Stated task: Go through the listing below and gather every line with the word "xlabel".

--- --- ---

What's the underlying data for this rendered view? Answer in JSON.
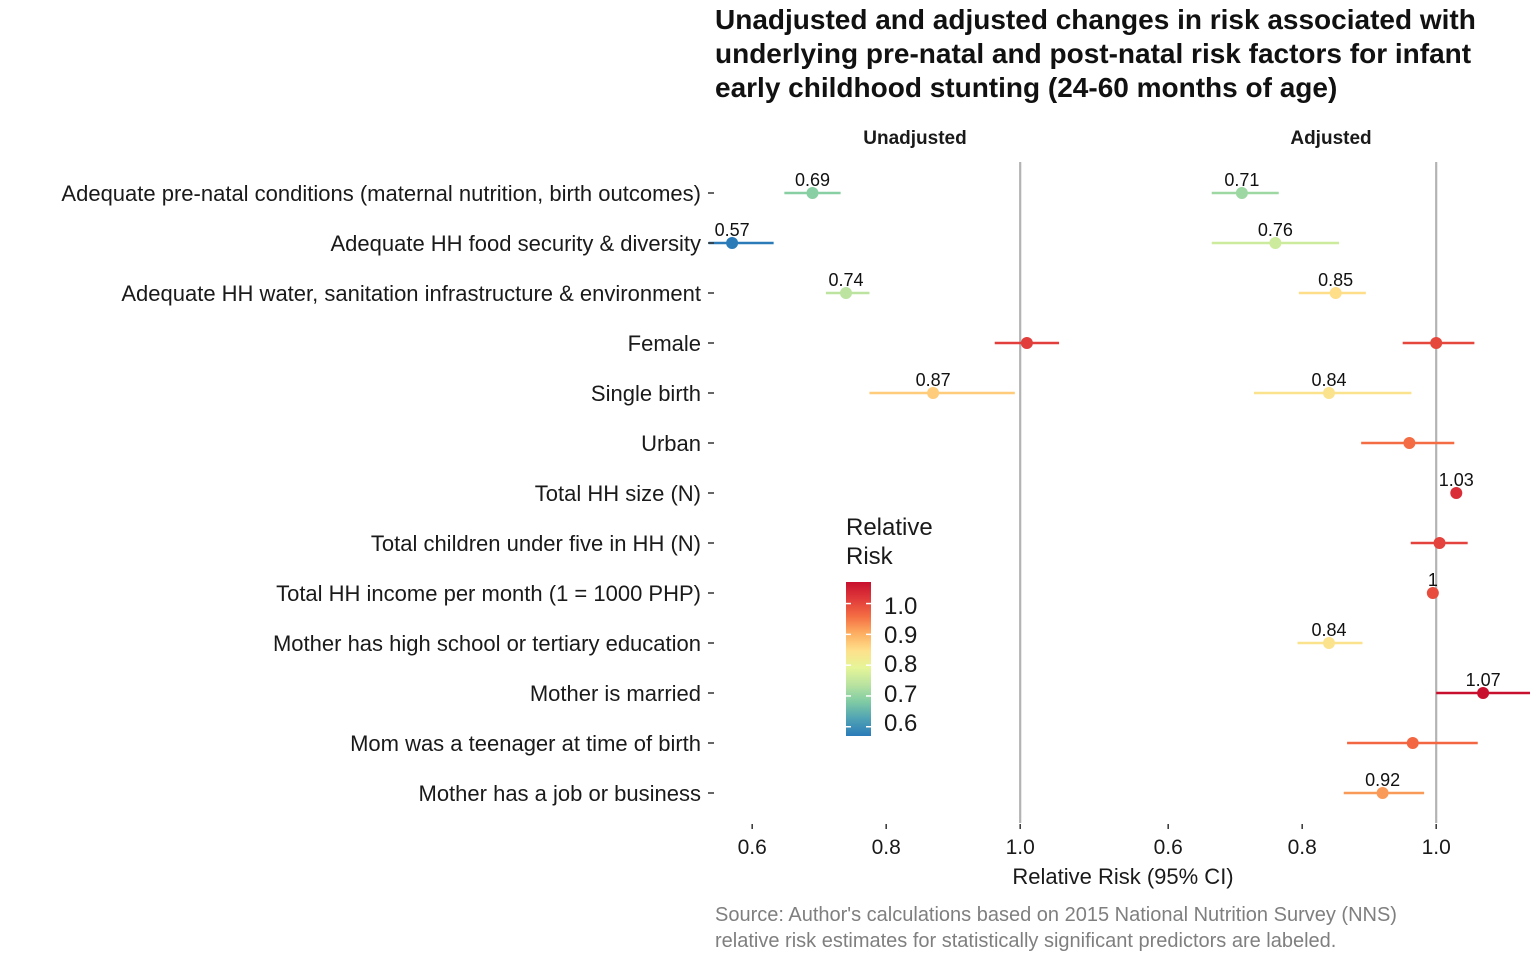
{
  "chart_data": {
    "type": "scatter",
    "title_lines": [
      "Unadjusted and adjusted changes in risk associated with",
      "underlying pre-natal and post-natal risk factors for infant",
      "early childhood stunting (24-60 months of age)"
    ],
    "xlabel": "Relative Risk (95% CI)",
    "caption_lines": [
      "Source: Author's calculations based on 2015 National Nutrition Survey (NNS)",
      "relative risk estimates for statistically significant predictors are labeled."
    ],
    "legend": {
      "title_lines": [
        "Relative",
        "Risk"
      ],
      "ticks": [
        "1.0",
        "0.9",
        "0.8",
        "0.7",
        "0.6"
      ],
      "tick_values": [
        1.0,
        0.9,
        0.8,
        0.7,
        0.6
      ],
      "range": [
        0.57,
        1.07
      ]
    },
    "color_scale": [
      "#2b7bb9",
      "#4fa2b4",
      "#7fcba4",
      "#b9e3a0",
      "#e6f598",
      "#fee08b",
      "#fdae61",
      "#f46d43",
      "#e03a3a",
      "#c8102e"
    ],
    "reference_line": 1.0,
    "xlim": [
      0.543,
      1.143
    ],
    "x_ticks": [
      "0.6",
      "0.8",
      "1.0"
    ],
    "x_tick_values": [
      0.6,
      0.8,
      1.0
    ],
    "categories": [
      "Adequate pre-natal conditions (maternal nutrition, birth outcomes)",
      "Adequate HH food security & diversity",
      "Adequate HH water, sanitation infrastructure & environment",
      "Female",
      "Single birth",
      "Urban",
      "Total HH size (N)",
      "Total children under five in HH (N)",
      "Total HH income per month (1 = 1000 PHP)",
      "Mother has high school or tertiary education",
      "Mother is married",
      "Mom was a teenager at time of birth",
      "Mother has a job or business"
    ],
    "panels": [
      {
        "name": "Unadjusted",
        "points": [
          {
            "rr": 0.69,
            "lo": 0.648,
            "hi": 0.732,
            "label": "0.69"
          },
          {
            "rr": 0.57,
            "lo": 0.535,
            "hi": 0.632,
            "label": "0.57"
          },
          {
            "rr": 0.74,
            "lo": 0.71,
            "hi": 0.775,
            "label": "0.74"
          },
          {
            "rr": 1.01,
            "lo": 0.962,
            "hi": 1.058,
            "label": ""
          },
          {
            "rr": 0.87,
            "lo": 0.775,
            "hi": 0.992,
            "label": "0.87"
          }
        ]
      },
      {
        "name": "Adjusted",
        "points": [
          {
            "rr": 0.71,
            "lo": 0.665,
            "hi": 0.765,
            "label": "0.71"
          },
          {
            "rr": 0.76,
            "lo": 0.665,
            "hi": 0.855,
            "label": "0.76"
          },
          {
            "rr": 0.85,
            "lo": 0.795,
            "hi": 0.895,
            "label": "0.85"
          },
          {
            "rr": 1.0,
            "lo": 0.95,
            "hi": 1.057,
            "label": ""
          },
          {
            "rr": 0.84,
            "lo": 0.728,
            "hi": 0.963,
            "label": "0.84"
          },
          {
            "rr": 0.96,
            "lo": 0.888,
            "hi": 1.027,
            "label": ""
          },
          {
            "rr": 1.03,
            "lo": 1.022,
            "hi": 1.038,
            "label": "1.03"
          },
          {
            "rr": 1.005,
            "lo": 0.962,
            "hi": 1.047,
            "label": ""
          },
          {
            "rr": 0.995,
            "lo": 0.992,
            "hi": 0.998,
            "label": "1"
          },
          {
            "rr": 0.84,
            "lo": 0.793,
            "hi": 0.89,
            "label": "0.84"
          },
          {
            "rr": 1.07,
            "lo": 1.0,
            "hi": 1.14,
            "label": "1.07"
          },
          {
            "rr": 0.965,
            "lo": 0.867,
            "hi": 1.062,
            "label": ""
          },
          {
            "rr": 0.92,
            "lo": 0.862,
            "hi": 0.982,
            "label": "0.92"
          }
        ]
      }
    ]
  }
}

--- --- ---

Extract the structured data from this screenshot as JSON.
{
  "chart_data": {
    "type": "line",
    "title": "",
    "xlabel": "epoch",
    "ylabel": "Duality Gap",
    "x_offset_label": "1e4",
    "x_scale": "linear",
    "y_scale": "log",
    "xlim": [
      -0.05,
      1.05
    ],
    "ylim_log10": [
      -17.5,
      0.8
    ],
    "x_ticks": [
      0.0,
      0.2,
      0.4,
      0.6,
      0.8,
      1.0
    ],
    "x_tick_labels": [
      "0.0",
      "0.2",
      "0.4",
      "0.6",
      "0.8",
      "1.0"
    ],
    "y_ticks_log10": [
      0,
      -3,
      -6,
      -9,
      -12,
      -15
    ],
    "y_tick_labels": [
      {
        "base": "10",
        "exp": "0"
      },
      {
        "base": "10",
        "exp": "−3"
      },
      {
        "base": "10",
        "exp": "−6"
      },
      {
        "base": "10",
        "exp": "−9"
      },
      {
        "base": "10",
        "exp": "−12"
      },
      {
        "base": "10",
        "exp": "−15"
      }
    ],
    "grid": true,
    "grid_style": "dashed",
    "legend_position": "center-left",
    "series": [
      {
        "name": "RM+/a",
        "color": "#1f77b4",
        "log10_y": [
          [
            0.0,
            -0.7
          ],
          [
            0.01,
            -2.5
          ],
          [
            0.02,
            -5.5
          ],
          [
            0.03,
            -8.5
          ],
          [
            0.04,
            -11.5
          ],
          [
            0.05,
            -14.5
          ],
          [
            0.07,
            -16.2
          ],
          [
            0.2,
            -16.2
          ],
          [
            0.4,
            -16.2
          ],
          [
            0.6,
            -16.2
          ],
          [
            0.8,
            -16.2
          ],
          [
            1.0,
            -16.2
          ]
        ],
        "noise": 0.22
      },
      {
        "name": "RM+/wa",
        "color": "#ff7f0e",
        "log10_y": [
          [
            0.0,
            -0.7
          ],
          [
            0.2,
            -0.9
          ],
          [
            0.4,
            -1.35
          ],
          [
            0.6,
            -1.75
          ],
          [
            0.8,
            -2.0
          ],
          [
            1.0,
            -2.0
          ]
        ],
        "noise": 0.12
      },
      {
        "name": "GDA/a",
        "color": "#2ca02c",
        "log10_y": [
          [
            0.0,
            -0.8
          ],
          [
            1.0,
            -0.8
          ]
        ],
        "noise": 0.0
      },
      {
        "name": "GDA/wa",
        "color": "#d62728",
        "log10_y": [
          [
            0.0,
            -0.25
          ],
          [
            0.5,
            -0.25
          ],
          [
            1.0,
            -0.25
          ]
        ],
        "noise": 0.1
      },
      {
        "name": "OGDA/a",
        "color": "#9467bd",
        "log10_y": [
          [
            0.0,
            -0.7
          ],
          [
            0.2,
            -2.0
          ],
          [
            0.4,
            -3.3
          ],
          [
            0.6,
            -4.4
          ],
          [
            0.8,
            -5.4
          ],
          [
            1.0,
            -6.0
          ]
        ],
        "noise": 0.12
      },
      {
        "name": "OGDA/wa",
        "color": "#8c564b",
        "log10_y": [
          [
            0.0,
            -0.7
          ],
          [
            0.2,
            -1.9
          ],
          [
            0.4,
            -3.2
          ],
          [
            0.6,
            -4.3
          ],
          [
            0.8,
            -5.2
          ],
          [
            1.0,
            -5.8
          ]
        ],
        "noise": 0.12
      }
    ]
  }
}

--- --- ---

Solution to the exercise:
    "xlabel": "Relative Risk (95% CI)",
    "xlabel": "epoch",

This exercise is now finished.